Restauraciones y usos actuales
A comienzos del siglo XX, el templo de Santa María presentaba un estado muy deteriorado. Sin embargo, aún permanecían en pie algunos de sus elementos la cabecera con bóveda de medio cañón casetonada, así como la fachada principal (que quedaría destruida tras la Guerra Civil) y la lateral junto con una de las torres.
A manos del arquitecto y urbanista Francisco Sorolla Pons, en 1965 se inició un plan de acceso, restauración y conservación del templo dentro de la ordenación urbana de la plaza, aunque las obras no comenzaron hasta principios de los años 70. Se consolidó el conjunto arquitectónico y se acondicionó el espacio como auditorio al aire libre para representaciones teatrales y conciertos.
Entre 2006 y 2010 se llevó a cabo otra restauración a manos del historiador del arte Blas Molina Reyes y el arquitecto Pedro Salmerón Escobar para mejorar el acceso a las ruinas, su acondicionamiento y compatibilizar la conservación con el uso público. Actualmente, el Ayuntamiento de Cazorla ha establecido en el recinto la Oficina Municipal de Información y Turismo y Espacio Multiusos, donde se siguen celebrando actividades culturales y otros eventos.

== Instrucciones ==
Indica si cada afirmación coincide con el fragmento sobre las restauraciones del templo de Santa María y respalda tu respuesta con una cita textual: (a) las obras del plan de Francisco Sorolla Pons empezaron en 1965; (b) la restauración de 2006 a 2010 buscaba compatibilizar la conservación con el uso público; (c) la fachada principal quedó destruida tras la Guerra Civil. El listado no tiene relación con el fragmento.

Datos de segmentación de la página:
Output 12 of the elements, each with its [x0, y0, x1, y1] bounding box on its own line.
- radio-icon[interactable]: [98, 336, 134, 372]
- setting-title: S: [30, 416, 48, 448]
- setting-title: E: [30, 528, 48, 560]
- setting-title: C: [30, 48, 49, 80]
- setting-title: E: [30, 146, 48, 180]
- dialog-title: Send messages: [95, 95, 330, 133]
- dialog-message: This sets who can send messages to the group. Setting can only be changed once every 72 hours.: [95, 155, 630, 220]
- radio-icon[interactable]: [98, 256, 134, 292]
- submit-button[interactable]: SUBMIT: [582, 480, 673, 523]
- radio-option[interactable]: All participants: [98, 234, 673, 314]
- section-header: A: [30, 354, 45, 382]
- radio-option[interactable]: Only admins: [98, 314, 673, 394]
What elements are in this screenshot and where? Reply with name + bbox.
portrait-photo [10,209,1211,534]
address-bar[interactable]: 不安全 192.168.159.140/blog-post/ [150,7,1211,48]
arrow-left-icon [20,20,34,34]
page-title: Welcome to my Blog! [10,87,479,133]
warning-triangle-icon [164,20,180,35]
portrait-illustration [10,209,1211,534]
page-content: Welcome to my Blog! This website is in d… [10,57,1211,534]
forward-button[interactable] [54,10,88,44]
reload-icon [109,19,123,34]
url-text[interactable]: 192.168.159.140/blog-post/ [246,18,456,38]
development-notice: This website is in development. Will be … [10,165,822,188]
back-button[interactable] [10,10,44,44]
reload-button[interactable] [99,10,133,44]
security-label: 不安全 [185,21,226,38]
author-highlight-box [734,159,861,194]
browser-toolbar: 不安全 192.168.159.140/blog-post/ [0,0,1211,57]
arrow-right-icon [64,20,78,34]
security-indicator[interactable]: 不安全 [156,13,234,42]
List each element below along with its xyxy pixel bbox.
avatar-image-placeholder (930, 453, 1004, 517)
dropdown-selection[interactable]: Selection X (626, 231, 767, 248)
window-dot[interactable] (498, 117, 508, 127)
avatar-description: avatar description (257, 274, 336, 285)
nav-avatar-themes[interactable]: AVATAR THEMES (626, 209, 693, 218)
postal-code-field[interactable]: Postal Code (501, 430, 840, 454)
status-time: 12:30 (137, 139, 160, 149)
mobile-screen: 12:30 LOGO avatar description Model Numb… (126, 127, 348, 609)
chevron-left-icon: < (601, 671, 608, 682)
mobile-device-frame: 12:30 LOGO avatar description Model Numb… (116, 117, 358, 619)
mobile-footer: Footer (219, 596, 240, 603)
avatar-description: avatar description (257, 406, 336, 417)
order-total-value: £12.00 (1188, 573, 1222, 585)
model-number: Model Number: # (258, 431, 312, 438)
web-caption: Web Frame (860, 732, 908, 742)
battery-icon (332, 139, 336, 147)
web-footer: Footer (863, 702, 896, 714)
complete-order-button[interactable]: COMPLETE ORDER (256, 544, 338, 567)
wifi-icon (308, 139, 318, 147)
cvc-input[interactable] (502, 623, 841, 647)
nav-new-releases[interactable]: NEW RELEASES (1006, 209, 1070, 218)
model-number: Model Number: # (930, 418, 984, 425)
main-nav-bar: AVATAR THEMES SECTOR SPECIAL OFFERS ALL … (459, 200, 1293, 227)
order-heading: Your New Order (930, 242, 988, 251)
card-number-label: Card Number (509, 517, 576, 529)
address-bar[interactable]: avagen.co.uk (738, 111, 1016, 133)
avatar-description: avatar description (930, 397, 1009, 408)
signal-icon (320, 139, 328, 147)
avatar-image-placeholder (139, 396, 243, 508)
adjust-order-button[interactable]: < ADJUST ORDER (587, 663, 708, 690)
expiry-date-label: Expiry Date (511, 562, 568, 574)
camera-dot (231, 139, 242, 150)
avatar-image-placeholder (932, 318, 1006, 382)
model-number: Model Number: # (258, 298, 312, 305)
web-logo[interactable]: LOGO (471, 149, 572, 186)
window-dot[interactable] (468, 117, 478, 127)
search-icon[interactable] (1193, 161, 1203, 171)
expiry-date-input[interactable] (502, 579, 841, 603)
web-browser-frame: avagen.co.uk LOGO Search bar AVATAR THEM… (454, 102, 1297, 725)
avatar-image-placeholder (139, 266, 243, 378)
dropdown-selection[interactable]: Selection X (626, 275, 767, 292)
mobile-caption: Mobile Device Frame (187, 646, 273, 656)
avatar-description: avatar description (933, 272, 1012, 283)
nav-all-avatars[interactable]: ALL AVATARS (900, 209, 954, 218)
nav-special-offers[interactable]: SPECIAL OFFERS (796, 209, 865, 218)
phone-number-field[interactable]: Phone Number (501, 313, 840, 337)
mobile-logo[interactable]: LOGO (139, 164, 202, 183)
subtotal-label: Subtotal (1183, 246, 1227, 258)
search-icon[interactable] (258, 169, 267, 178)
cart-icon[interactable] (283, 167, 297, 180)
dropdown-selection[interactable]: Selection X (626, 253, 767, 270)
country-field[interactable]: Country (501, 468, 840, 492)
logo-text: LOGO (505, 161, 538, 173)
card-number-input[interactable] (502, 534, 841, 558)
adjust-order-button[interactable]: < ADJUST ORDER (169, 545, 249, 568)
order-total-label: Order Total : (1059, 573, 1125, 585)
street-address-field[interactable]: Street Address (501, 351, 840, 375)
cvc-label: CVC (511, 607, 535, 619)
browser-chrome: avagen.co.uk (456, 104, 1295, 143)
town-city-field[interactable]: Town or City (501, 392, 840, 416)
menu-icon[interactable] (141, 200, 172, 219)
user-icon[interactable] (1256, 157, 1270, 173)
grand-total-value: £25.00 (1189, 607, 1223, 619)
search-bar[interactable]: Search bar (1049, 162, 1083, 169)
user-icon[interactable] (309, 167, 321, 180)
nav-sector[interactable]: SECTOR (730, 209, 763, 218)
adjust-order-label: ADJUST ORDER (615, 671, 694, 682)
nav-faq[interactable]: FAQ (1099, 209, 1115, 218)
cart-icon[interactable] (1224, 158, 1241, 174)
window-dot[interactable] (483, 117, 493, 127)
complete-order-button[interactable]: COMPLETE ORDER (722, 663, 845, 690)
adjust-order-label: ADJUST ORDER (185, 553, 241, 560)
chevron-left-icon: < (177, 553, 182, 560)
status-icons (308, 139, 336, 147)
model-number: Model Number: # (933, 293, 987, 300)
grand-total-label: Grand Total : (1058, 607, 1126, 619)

== Respuesta ==
(a) No: «en 1965 se inició un plan de acceso, restauración y conservación del templo dentro de la ordenación urbana de la plaza, aunque las obras no comenzaron hasta principios de los años 70».
(b) Sí: «para mejorar el acceso a las ruinas, su acondicionamiento y compatibilizar la conservación con el uso público».
(c) Sí: «la fachada principal (que quedaría destruida tras la Guerra Civil)».